AdvancingTime's picture

We may soon be forced to face our economic Armageddon. The forces that have driven stock markets ever-higher and upward may be beginning to wane. Many markets became distorted years ago when QE and super low interest rates hit the economy in an effort to lessen many of the missteps of recent years.

This has been more helpful in holding up the underlying value of assets and derivatives it now appears than helping to repair a wounded economy. QE has up to now stopped an implosion of derivatives including the resulting contagion and shock that would have spread throughout the financial system. Unfortunately the economy has not fared as well as these asset prices and in many ways these policies have harmed Main Street. More on this subject in the article below.

buzzsaw99's picture

fundamentals are crap. buy the shittiest most shorted names or go broke.

SaudiMail's picture
The sneaky secret behind a "stimulus package' It's a slow day in the small town of Pumphandle and the streets are deserted. Times are tough, everybody is in debt, and everybody is living on credit. 

A tourist visiting the area drives through town, stops at the motel, and lays a $100 bill on the desk saying he wants to inspect the rooms upstairs to pick one for the night. 

As soon as he walks upstairs, the motel owner grabs the bill and runs next door to pay his debt to the butcher. 

(Stay with this..... and pay attention) 

The butcher takes the $100 and runs down the street to retire his debt to the pig farmer. 

The pig farmer takes the $100 and heads off to pay his bill to his supplier, the Co-op. 

The guy at the Co-op takes the $100 and runs to pay his debt to the local prostitute, who has also been facing hard times and has had to offer her "services" on credit. 

The hooker rushes to the hotel and pays off her room bill with the hotel Owner. 

The hotel proprietor then places the $100 back on the counter so the traveler will not suspect anything. 

At that moment the traveler comes down the stairs, states that the rooms are not satisfactory, picks up the $100 bill and leaves.

Collected data entries
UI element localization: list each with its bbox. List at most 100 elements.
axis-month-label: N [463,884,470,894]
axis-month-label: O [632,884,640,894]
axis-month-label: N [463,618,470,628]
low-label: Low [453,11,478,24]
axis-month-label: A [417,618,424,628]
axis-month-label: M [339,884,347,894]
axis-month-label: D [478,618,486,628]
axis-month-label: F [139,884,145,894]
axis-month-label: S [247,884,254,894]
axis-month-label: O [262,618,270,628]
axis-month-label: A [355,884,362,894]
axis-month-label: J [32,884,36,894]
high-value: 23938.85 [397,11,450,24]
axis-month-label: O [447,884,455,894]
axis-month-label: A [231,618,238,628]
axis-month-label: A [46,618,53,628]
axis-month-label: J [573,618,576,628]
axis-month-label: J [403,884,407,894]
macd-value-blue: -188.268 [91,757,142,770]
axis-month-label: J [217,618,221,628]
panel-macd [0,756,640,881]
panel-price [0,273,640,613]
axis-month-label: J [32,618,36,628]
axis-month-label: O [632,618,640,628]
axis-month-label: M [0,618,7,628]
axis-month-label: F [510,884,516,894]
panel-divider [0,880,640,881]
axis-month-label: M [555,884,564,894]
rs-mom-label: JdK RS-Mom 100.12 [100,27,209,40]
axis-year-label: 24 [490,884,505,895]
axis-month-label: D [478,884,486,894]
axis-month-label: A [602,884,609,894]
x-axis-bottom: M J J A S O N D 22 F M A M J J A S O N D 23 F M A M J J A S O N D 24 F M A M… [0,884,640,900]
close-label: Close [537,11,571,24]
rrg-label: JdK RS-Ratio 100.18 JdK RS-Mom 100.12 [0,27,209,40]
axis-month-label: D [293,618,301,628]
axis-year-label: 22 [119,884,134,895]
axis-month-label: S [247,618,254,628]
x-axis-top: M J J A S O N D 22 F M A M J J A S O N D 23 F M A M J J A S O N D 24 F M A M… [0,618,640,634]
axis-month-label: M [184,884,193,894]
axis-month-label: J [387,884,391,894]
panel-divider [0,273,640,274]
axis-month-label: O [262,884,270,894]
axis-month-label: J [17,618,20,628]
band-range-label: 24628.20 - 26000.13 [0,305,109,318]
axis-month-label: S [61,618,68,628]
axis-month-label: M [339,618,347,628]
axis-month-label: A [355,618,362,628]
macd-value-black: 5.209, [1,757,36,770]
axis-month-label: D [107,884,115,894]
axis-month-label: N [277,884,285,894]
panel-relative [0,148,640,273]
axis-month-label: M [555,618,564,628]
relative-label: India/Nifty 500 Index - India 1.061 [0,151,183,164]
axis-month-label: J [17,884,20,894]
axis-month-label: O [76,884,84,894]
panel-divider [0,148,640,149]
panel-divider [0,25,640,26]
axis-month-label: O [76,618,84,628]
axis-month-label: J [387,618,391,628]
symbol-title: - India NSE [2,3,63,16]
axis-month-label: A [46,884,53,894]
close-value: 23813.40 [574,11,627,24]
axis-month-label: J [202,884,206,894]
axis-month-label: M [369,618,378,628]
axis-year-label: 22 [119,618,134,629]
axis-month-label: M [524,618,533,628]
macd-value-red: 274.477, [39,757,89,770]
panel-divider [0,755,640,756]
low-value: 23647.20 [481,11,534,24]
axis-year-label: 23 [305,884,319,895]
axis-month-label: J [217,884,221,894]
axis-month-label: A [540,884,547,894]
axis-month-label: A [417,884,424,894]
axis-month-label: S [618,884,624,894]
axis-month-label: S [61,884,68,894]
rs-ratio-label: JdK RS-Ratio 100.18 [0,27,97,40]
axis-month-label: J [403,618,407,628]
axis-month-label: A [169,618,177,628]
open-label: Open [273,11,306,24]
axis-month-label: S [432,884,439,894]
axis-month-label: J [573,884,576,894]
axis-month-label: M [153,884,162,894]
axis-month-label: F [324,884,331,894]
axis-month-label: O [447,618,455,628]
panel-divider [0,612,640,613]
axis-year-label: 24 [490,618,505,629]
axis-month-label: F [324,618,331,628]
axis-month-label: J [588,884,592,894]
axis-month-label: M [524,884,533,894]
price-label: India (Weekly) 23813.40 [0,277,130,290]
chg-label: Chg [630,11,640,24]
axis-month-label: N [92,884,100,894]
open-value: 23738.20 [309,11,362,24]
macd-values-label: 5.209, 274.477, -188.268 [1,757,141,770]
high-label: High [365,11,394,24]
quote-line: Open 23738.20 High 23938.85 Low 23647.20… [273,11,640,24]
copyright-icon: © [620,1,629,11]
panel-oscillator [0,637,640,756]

Problems to solve ▸
a - In the forum thread about markets and the stimulus joke, retype the part starting at "The butcher takes" and ending at "supplier, the Co-op.".
b - Extend the forum thread about markets and the stimulus joke, picking up after its final sentence.

Expected results ▸
a -
The butcher takes the $100 and runs down the street to retire his debt to the pig farmer. 

The pig farmer takes the $100 and heads off to pay his bill to his supplier, the Co-op.

b -
No one produced anything. No one earned anything. However, the whole town now thinks that they are out of debt and there is a false atmosphere of optimism and glee. 

And that is how a "stimulus package" works.

Hilroy's picture

What happens when the hotel owner wants to eat again? He doesn't have money from a guest so he'll have to go into debt with his butcher once more. What if the butcher doesn't want to give him credit? 

What happens if someone decides to charge interest on the debt?

Puncher75's picture

Of course, the hotel owner is out $100. He isn't feeling so great.

slightlyskeptical's picture

This is exactly what needs to happen in the world today (and is to some extent). Monetize all the payables and recievables, let the central Banks become the owners of all debt. Then put the end to fractional reserve banking and hypothecation.

Then the economy will dance like Chef Irvine.

disabledvet's picture

"Like taking candy from a baby."

Anyone listening to this wacko will soon be parted with his/her ill forte gains.

Options valuations have been off the charts valuation wise for a VERY long time now.

It's hard to swallow "being poor" (trading with interest rates his low...and heading lower it would appear.). But most of the folks who've been advocating swinging for the fences (short equities , short treasuries, long gold) have been utterly annihilated!

"The best defense is a good offense."
If you get lucky...and the long equity folks have been beyond lucky here (save for General Electric of course) the payoff's have been stupendous.

If you're sitting on Tesla, Amazon, Google, Apple, Netflix, from many years ago" you are some of the richest people in human history right now.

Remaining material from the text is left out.